● **Written exercise**
Find how many lines hold the word "sandstones". Give only the number.

Excerpts from a figure dataset:
——————
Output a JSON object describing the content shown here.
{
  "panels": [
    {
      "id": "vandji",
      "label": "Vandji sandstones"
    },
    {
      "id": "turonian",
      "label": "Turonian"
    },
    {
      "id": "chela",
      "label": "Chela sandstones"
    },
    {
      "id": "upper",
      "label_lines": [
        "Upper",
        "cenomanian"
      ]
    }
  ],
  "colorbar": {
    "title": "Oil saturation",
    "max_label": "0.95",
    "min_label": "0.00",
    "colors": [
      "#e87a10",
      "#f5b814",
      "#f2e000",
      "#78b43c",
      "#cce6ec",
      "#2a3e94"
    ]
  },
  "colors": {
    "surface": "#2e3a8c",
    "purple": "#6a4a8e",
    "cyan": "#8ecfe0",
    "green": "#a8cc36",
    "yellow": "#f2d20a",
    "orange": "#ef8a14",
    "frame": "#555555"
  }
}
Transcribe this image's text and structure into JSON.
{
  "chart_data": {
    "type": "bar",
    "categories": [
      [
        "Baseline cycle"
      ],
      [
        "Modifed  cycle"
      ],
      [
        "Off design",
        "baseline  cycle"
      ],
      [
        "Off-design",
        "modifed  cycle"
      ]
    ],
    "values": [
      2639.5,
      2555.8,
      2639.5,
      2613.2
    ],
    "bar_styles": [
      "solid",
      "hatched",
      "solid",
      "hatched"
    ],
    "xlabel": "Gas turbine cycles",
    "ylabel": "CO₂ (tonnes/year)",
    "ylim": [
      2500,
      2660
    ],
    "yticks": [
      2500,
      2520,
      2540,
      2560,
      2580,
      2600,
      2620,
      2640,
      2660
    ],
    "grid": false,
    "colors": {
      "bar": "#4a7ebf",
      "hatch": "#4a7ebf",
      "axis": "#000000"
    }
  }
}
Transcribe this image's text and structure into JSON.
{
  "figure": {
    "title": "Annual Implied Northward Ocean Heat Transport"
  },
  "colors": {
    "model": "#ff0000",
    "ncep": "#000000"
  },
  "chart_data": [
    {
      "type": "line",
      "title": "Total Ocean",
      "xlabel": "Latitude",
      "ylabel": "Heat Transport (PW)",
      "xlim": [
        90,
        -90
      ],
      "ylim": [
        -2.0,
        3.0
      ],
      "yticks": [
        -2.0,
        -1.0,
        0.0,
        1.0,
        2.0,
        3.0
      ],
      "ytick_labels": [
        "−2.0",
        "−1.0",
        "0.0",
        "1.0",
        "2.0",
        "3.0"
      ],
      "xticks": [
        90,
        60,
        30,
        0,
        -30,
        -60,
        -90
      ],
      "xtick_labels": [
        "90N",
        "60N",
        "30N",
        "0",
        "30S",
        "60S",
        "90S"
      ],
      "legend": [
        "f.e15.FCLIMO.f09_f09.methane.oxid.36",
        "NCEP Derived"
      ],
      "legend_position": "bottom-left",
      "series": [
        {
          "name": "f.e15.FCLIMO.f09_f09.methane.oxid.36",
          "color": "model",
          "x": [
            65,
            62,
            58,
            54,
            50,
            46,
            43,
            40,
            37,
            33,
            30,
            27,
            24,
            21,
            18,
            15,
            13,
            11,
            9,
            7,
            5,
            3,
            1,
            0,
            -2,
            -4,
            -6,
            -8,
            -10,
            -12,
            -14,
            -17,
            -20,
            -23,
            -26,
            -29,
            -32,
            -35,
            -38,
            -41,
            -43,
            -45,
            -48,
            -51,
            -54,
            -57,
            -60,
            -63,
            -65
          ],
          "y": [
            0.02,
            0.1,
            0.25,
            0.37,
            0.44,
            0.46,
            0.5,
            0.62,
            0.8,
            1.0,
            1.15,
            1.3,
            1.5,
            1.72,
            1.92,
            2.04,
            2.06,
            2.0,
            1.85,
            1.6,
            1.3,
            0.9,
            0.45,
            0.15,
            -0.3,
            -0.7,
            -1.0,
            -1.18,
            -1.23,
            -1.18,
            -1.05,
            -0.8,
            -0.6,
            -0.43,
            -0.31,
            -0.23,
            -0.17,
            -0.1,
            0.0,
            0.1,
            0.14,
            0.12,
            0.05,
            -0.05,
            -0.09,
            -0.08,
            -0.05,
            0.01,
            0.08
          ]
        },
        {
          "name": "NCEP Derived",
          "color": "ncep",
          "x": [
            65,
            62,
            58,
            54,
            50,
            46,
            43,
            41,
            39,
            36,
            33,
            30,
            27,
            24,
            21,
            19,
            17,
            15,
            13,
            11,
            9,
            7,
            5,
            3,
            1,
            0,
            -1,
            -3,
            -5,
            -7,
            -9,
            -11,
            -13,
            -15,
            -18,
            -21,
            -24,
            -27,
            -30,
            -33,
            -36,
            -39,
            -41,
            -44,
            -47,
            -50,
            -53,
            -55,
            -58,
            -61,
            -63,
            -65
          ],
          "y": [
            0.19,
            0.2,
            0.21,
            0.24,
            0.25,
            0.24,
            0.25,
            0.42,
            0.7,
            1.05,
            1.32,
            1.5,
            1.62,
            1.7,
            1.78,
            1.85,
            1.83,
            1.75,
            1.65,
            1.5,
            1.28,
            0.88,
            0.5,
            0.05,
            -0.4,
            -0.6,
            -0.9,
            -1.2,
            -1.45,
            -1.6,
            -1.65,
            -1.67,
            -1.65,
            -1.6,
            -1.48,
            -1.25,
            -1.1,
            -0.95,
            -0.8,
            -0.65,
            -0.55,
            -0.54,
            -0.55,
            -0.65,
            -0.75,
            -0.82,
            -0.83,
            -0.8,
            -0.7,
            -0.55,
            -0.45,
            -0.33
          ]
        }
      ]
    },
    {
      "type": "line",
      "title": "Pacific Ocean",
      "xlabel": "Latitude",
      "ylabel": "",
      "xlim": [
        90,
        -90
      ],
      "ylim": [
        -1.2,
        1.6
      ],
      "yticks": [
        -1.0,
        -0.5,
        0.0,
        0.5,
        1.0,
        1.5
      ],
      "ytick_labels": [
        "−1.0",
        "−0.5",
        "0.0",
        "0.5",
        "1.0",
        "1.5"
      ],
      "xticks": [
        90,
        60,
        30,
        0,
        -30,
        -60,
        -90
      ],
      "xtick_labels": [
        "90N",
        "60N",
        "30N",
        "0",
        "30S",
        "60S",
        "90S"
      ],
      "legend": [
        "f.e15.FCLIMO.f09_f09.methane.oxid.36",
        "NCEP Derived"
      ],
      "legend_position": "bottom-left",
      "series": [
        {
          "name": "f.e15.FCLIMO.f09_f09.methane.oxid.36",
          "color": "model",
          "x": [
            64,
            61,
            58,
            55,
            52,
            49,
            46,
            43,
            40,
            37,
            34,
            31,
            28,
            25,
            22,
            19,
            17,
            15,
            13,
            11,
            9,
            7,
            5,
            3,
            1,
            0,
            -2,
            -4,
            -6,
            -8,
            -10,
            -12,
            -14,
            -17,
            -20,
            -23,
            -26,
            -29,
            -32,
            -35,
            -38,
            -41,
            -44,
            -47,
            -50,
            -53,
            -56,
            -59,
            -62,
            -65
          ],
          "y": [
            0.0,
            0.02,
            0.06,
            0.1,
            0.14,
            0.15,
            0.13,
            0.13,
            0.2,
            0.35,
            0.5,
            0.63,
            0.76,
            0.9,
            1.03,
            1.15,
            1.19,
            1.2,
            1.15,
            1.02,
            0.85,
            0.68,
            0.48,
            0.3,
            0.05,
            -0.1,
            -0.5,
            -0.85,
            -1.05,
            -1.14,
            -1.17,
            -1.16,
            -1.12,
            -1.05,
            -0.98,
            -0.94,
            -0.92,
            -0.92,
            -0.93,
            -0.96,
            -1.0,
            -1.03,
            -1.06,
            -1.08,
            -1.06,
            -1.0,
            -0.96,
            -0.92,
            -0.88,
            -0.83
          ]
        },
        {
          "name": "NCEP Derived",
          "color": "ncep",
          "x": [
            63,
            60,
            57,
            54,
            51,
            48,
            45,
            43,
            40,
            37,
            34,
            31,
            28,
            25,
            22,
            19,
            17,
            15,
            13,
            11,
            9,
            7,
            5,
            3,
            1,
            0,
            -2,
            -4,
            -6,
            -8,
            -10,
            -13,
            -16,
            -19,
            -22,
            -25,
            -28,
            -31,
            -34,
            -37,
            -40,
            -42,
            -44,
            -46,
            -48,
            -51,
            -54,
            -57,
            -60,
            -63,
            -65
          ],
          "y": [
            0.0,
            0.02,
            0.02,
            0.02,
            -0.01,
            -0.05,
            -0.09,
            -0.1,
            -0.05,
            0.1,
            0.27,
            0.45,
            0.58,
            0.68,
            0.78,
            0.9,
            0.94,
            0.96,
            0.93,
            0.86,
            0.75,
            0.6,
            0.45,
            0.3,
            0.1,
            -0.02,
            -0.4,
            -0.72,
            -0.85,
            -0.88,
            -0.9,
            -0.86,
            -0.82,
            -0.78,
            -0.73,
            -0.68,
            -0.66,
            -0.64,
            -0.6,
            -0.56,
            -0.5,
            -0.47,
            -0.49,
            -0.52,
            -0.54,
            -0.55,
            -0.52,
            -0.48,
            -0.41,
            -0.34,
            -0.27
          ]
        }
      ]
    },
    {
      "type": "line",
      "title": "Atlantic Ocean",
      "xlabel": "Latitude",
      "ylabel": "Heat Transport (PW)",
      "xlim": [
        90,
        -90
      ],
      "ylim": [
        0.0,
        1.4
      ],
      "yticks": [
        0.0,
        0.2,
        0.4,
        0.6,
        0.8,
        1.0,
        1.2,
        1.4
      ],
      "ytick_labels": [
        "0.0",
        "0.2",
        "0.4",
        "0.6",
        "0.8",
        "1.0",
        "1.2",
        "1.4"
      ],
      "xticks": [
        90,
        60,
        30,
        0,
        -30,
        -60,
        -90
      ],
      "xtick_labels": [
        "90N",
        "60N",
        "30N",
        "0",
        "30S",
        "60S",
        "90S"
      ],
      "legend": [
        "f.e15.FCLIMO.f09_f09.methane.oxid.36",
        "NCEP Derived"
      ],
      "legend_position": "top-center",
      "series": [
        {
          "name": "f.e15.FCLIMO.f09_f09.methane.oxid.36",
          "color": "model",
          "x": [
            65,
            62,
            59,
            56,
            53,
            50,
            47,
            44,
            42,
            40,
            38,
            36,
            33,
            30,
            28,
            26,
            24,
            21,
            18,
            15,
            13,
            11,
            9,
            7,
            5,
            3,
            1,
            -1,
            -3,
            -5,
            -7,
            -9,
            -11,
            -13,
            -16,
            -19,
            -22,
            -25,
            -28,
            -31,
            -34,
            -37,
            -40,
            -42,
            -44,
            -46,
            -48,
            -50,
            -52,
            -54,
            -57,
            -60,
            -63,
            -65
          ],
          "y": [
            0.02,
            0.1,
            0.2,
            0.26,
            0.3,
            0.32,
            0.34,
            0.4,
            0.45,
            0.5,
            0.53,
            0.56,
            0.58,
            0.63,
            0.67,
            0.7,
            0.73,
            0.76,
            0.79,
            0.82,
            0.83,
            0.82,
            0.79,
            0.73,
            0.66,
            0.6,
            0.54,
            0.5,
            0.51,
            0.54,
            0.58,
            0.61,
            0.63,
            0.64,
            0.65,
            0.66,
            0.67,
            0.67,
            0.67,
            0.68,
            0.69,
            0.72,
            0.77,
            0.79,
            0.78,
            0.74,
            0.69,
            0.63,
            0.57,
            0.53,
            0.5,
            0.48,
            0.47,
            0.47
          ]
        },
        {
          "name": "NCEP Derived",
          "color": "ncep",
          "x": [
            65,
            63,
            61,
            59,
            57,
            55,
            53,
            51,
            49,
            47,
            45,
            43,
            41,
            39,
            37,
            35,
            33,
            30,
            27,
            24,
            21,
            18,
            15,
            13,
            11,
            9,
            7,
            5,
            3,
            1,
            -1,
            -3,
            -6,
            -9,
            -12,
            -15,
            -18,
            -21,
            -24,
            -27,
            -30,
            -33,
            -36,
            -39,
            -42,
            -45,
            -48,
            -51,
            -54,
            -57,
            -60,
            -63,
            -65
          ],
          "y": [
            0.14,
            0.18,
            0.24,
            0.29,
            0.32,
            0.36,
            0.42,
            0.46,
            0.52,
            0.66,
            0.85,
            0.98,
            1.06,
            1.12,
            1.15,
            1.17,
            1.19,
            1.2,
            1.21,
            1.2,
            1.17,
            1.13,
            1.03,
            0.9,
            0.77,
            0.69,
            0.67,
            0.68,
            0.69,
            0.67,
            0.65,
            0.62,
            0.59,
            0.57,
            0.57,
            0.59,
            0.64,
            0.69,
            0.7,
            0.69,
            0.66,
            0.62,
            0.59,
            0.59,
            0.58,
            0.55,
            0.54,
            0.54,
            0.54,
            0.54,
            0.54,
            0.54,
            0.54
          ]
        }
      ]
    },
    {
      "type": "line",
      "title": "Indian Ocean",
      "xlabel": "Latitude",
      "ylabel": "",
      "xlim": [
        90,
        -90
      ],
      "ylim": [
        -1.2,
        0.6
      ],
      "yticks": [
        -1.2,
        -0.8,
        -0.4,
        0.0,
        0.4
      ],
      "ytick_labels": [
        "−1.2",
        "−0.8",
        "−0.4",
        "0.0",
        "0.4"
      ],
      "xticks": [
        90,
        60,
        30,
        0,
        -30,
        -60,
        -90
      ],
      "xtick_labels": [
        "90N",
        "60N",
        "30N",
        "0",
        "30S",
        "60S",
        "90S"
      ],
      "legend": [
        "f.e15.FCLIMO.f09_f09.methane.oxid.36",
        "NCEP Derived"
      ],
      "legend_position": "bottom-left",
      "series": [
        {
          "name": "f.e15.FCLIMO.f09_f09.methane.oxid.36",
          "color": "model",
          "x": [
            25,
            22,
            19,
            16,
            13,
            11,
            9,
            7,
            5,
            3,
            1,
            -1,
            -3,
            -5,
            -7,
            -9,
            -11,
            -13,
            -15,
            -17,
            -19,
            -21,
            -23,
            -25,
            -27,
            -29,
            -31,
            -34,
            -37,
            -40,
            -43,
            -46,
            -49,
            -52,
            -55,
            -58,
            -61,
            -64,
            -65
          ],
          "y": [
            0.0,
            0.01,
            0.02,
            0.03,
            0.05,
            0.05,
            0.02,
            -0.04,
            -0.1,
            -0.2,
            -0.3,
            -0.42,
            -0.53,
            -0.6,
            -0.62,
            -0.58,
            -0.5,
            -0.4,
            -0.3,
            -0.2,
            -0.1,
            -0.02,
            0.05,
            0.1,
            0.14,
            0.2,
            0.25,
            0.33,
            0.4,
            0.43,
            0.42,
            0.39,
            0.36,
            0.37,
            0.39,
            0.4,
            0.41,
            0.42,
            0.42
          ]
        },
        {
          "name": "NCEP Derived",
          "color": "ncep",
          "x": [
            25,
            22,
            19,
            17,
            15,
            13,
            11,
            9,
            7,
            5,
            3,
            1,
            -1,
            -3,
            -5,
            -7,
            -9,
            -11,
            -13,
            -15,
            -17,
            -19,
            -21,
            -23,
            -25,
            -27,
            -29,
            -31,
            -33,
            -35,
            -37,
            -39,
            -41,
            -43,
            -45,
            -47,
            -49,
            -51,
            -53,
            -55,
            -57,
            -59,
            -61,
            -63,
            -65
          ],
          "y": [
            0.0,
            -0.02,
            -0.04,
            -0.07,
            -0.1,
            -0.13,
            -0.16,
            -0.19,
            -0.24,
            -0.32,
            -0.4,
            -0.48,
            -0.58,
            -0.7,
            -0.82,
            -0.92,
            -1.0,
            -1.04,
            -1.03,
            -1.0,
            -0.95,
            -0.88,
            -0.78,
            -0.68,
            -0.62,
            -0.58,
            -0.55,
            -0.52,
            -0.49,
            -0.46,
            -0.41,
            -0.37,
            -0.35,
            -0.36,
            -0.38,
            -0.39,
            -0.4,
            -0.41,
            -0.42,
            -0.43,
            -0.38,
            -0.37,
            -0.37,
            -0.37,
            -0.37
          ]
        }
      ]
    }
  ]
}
——————
● **Response**
2